▶ **What you need to do**
Reproduce every record below exactly as written, but leave out any pictures.

Records from a collection of figures:
------------------------------------------------

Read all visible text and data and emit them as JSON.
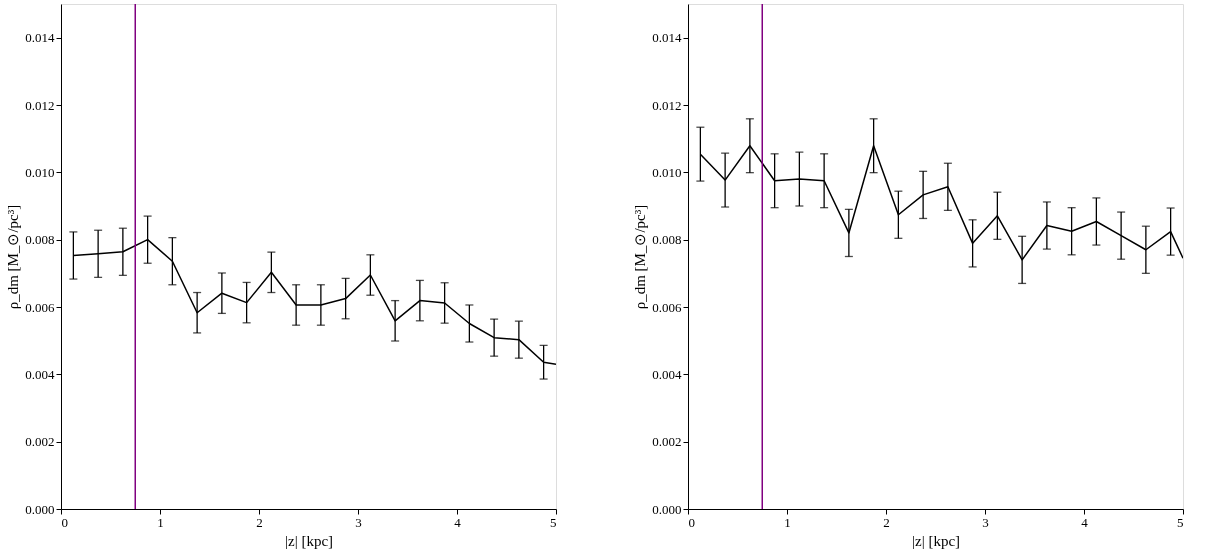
{
  "chart_data": [
    {
      "type": "line",
      "xlabel": "|z| [kpc]",
      "ylabel": "ρ_dm [M_⊙/pc³]",
      "x": [
        0.125,
        0.375,
        0.625,
        0.875,
        1.125,
        1.375,
        1.625,
        1.875,
        2.125,
        2.375,
        2.625,
        2.875,
        3.125,
        3.375,
        3.625,
        3.875,
        4.125,
        4.375,
        4.625,
        4.875,
        5.0
      ],
      "series": [
        {
          "color": "#000000",
          "values": [
            0.00753,
            0.00758,
            0.00764,
            0.008,
            0.00736,
            0.00583,
            0.00641,
            0.00613,
            0.00703,
            0.00606,
            0.00606,
            0.00625,
            0.00695,
            0.00559,
            0.00619,
            0.00612,
            0.00551,
            0.00509,
            0.00503,
            0.00436,
            0.0043
          ],
          "errors": [
            0.0007,
            0.0007,
            0.0007,
            0.0007,
            0.0007,
            0.0006,
            0.0006,
            0.0006,
            0.0006,
            0.0006,
            0.0006,
            0.0006,
            0.0006,
            0.0006,
            0.0006,
            0.0006,
            0.00055,
            0.00055,
            0.00055,
            0.0005,
            null
          ]
        }
      ],
      "xlim": [
        0,
        5
      ],
      "xticks": [
        0,
        1,
        2,
        3,
        4,
        5
      ],
      "ylim": [
        0,
        0.015
      ],
      "yticks": [
        {
          "value": 0,
          "label": "0.000"
        },
        {
          "value": 0.002,
          "label": "0.002"
        },
        {
          "value": 0.004,
          "label": "0.004"
        },
        {
          "value": 0.006,
          "label": "0.006"
        },
        {
          "value": 0.008,
          "label": "0.008"
        },
        {
          "value": 0.01,
          "label": "0.010"
        },
        {
          "value": 0.012,
          "label": "0.012"
        },
        {
          "value": 0.014,
          "label": "0.014"
        }
      ],
      "ref_lines": [
        {
          "axis": "x",
          "value": 0.75,
          "color": "#800080"
        }
      ],
      "grid": false,
      "marker": "none",
      "line_style": "solid"
    },
    {
      "type": "line",
      "xlabel": "|z| [kpc]",
      "ylabel": "ρ_dm [M_⊙/pc³]",
      "x": [
        0.125,
        0.375,
        0.625,
        0.875,
        1.125,
        1.375,
        1.625,
        1.875,
        2.125,
        2.375,
        2.625,
        2.875,
        3.125,
        3.375,
        3.625,
        3.875,
        4.125,
        4.375,
        4.625,
        4.875,
        5.0
      ],
      "series": [
        {
          "color": "#000000",
          "values": [
            0.01054,
            0.00977,
            0.01079,
            0.00975,
            0.0098,
            0.00975,
            0.0082,
            0.01079,
            0.00874,
            0.00933,
            0.00957,
            0.00789,
            0.00871,
            0.0074,
            0.00842,
            0.00825,
            0.00854,
            0.00812,
            0.0077,
            0.00824,
            0.00745
          ],
          "errors": [
            0.0008,
            0.0008,
            0.0008,
            0.0008,
            0.0008,
            0.0008,
            0.0007,
            0.0008,
            0.0007,
            0.0007,
            0.0007,
            0.0007,
            0.0007,
            0.0007,
            0.0007,
            0.0007,
            0.0007,
            0.0007,
            0.0007,
            0.0007,
            null
          ]
        }
      ],
      "xlim": [
        0,
        5
      ],
      "xticks": [
        0,
        1,
        2,
        3,
        4,
        5
      ],
      "ylim": [
        0,
        0.015
      ],
      "yticks": [
        {
          "value": 0,
          "label": "0.000"
        },
        {
          "value": 0.002,
          "label": "0.002"
        },
        {
          "value": 0.004,
          "label": "0.004"
        },
        {
          "value": 0.006,
          "label": "0.006"
        },
        {
          "value": 0.008,
          "label": "0.008"
        },
        {
          "value": 0.01,
          "label": "0.010"
        },
        {
          "value": 0.012,
          "label": "0.012"
        },
        {
          "value": 0.014,
          "label": "0.014"
        }
      ],
      "ref_lines": [
        {
          "axis": "x",
          "value": 0.75,
          "color": "#800080"
        }
      ],
      "grid": false,
      "marker": "none",
      "line_style": "solid"
    }
  ]
}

------------------------------------------------

▶ **Worked answer**
Read all visible text and data and emit them as JSON.
{
  "chart_data": [
    {
      "type": "line",
      "xlabel": "|z| [kpc]",
      "ylabel": "ρ_dm [M_⊙/pc³]",
      "x": [
        0.125,
        0.375,
        0.625,
        0.875,
        1.125,
        1.375,
        1.625,
        1.875,
        2.125,
        2.375,
        2.625,
        2.875,
        3.125,
        3.375,
        3.625,
        3.875,
        4.125,
        4.375,
        4.625,
        4.875,
        5.0
      ],
      "series": [
        {
          "color": "#000000",
          "values": [
            0.00753,
            0.00758,
            0.00764,
            0.008,
            0.00736,
            0.00583,
            0.00641,
            0.00613,
            0.00703,
            0.00606,
            0.00606,
            0.00625,
            0.00695,
            0.00559,
            0.00619,
            0.00612,
            0.00551,
            0.00509,
            0.00503,
            0.00436,
            0.0043
          ],
          "errors": [
            0.0007,
            0.0007,
            0.0007,
            0.0007,
            0.0007,
            0.0006,
            0.0006,
            0.0006,
            0.0006,
            0.0006,
            0.0006,
            0.0006,
            0.0006,
            0.0006,
            0.0006,
            0.0006,
            0.00055,
            0.00055,
            0.00055,
            0.0005,
            null
          ]
        }
      ],
      "xlim": [
        0,
        5
      ],
      "xticks": [
        0,
        1,
        2,
        3,
        4,
        5
      ],
      "ylim": [
        0,
        0.015
      ],
      "yticks": [
        {
          "value": 0,
          "label": "0.000"
        },
        {
          "value": 0.002,
          "label": "0.002"
        },
        {
          "value": 0.004,
          "label": "0.004"
        },
        {
          "value": 0.006,
          "label": "0.006"
        },
        {
          "value": 0.008,
          "label": "0.008"
        },
        {
          "value": 0.01,
          "label": "0.010"
        },
        {
          "value": 0.012,
          "label": "0.012"
        },
        {
          "value": 0.014,
          "label": "0.014"
        }
      ],
      "ref_lines": [
        {
          "axis": "x",
          "value": 0.75,
          "color": "#800080"
        }
      ],
      "grid": false,
      "marker": "none",
      "line_style": "solid"
    },
    {
      "type": "line",
      "xlabel": "|z| [kpc]",
      "ylabel": "ρ_dm [M_⊙/pc³]",
      "x": [
        0.125,
        0.375,
        0.625,
        0.875,
        1.125,
        1.375,
        1.625,
        1.875,
        2.125,
        2.375,
        2.625,
        2.875,
        3.125,
        3.375,
        3.625,
        3.875,
        4.125,
        4.375,
        4.625,
        4.875,
        5.0
      ],
      "series": [
        {
          "color": "#000000",
          "values": [
            0.01054,
            0.00977,
            0.01079,
            0.00975,
            0.0098,
            0.00975,
            0.0082,
            0.01079,
            0.00874,
            0.00933,
            0.00957,
            0.00789,
            0.00871,
            0.0074,
            0.00842,
            0.00825,
            0.00854,
            0.00812,
            0.0077,
            0.00824,
            0.00745
          ],
          "errors": [
            0.0008,
            0.0008,
            0.0008,
            0.0008,
            0.0008,
            0.0008,
            0.0007,
            0.0008,
            0.0007,
            0.0007,
            0.0007,
            0.0007,
            0.0007,
            0.0007,
            0.0007,
            0.0007,
            0.0007,
            0.0007,
            0.0007,
            0.0007,
            null
          ]
        }
      ],
      "xlim": [
        0,
        5
      ],
      "xticks": [
        0,
        1,
        2,
        3,
        4,
        5
      ],
      "ylim": [
        0,
        0.015
      ],
      "yticks": [
        {
          "value": 0,
          "label": "0.000"
        },
        {
          "value": 0.002,
          "label": "0.002"
        },
        {
          "value": 0.004,
          "label": "0.004"
        },
        {
          "value": 0.006,
          "label": "0.006"
        },
        {
          "value": 0.008,
          "label": "0.008"
        },
        {
          "value": 0.01,
          "label": "0.010"
        },
        {
          "value": 0.012,
          "label": "0.012"
        },
        {
          "value": 0.014,
          "label": "0.014"
        }
      ],
      "ref_lines": [
        {
          "axis": "x",
          "value": 0.75,
          "color": "#800080"
        }
      ],
      "grid": false,
      "marker": "none",
      "line_style": "solid"
    }
  ]
}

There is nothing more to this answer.